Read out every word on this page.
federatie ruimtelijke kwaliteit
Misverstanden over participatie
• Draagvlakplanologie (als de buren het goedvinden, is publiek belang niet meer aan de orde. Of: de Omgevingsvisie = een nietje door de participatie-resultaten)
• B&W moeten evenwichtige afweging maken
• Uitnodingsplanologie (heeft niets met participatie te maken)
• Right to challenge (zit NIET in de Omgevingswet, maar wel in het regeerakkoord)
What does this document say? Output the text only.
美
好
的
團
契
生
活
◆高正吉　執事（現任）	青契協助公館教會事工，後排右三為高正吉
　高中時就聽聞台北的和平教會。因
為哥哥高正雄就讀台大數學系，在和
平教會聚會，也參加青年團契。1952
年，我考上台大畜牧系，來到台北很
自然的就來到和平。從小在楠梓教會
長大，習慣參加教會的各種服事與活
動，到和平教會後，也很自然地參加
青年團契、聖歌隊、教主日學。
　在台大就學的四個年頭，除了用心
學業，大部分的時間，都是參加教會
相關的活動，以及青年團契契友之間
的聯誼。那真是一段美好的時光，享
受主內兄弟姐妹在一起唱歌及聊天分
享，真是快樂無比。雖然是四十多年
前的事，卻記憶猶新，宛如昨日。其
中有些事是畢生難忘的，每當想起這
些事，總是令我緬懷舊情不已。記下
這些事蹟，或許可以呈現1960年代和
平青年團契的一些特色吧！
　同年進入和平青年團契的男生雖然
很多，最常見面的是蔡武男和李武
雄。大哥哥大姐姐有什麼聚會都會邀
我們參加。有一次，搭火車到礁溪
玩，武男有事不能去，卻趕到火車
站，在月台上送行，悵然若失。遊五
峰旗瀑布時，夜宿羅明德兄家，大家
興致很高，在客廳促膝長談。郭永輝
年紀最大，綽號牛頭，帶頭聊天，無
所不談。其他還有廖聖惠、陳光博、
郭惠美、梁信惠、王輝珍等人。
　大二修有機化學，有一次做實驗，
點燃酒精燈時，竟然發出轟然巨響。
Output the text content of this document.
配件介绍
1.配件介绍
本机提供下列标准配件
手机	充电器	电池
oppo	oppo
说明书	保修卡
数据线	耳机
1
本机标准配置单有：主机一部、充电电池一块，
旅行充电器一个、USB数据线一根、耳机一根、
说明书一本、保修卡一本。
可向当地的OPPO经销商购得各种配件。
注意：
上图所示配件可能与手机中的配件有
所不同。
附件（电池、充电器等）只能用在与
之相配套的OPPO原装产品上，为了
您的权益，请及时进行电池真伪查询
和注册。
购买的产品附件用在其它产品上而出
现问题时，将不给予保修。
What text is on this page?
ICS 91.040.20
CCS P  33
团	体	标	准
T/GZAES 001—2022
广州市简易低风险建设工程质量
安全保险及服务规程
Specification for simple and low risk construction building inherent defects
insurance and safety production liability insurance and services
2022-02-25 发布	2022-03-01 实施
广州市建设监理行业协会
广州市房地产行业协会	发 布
::::::
Copy all lines above containing the string "participatie".

Misverstanden over participatie
• Draagvlakplanologie (als de buren het goedvinden, is publiek belang niet meer aan de orde. Of: de Omgevingsvisie = een nietje door de participatie-resultaten)
• Uitnodingsplanologie (heeft niets met participatie te maken)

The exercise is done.